Problem requirements:
Output exactly the lines that run from the line with "Decode this image" to the end of the material, both ends included, and no other lines.

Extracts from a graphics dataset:
▬▬▬▬▬▬▬▬▬▬
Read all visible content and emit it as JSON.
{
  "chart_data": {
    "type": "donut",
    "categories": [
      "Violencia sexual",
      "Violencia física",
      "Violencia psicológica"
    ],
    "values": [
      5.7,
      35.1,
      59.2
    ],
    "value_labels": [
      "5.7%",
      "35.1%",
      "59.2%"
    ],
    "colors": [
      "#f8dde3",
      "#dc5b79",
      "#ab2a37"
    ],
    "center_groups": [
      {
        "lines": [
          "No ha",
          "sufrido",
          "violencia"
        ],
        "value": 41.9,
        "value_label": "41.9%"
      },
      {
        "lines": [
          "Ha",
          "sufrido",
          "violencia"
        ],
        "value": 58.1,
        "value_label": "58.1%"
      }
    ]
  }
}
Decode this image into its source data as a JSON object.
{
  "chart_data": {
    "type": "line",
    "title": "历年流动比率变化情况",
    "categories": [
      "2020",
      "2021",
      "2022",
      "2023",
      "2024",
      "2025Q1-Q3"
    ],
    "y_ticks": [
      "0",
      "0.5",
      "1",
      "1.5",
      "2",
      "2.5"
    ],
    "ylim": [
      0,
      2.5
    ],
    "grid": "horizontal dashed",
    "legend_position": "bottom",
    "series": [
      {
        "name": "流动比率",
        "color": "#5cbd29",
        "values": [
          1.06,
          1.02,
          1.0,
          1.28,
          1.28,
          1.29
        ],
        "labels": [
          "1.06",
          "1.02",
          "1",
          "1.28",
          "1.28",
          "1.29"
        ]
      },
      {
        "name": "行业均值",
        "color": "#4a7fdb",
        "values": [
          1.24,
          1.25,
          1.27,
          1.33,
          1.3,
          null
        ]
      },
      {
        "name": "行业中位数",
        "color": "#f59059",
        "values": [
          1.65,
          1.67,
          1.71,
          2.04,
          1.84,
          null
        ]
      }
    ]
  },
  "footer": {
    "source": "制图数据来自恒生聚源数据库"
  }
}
▬▬▬▬▬▬▬▬▬▬
Answer in full:
Decode this image into its source data as a JSON object.
{
  "chart_data": {
    "type": "line",
    "title": "历年流动比率变化情况",
    "categories": [
      "2020",
      "2021",
      "2022",
      "2023",
      "2024",
      "2025Q1-Q3"
    ],
    "y_ticks": [
      "0",
      "0.5",
      "1",
      "1.5",
      "2",
      "2.5"
    ],
    "ylim": [
      0,
      2.5
    ],
    "grid": "horizontal dashed",
    "legend_position": "bottom",
    "series": [
      {
        "name": "流动比率",
        "color": "#5cbd29",
        "values": [
          1.06,
          1.02,
          1.0,
          1.28,
          1.28,
          1.29
        ],
        "labels": [
          "1.06",
          "1.02",
          "1",
          "1.28",
          "1.28",
          "1.29"
        ]
      },
      {
        "name": "行业均值",
        "color": "#4a7fdb",
        "values": [
          1.24,
          1.25,
          1.27,
          1.33,
          1.3,
          null
        ]
      },
      {
        "name": "行业中位数",
        "color": "#f59059",
        "values": [
          1.65,
          1.67,
          1.71,
          2.04,
          1.84,
          null
        ]
      }
    ]
  },
  "footer": {
    "source": "制图数据来自恒生聚源数据库"
  }
}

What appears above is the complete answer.